> _CHALLENGE_:
Your task is to write out exactly the lines from the line containing "Give me a plain-text" through the end of the records, inclusive at both ends.

Saved entries
++++++++++++++++++++

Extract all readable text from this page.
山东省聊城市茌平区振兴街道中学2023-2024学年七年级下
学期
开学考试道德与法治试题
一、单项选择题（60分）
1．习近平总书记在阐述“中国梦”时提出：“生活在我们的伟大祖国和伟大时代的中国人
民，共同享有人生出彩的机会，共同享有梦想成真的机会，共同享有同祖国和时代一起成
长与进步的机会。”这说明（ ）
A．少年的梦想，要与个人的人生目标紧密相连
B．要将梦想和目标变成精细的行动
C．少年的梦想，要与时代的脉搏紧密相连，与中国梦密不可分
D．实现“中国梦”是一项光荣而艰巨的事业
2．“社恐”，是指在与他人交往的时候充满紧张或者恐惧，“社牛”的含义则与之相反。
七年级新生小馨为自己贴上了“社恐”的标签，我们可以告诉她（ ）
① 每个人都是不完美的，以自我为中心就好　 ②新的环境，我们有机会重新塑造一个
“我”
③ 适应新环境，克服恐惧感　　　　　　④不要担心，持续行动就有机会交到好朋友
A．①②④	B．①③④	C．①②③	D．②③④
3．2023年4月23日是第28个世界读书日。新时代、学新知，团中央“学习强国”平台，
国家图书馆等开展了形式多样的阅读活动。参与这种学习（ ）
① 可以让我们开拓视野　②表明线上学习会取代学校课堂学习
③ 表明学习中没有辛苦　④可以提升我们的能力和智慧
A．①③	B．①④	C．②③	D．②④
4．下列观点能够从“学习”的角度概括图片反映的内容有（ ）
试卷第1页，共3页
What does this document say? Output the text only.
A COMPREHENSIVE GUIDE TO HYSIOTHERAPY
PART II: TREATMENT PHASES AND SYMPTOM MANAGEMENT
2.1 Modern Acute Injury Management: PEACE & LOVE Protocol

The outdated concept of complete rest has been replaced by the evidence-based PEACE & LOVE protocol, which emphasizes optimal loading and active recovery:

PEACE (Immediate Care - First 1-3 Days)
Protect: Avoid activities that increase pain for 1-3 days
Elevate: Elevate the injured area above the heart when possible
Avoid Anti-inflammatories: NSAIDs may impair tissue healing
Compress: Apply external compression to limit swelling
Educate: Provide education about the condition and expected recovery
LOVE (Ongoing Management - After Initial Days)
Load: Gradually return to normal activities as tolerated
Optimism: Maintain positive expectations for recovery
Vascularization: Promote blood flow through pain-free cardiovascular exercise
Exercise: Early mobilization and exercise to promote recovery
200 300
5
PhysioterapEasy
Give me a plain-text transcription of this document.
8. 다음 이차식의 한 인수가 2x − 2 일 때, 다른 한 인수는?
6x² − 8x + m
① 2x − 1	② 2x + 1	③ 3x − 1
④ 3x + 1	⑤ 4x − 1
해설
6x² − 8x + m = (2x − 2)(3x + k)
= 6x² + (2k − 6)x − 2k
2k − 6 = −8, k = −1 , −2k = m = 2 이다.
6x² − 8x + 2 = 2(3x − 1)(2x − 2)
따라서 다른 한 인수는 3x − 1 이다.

++++++++++++++++++++

> _OUTPUT OF THE EXERCISE_:
Give me a plain-text transcription of this document.
8. 다음 이차식의 한 인수가 2x − 2 일 때, 다른 한 인수는?
6x² − 8x + m
① 2x − 1	② 2x + 1	③ 3x − 1
④ 3x + 1	⑤ 4x − 1
해설
6x² − 8x + m = (2x − 2)(3x + k)
= 6x² + (2k − 6)x − 2k
2k − 6 = −8, k = −1 , −2k = m = 2 이다.
6x² − 8x + 2 = 2(3x − 1)(2x − 2)
따라서 다른 한 인수는 3x − 1 이다.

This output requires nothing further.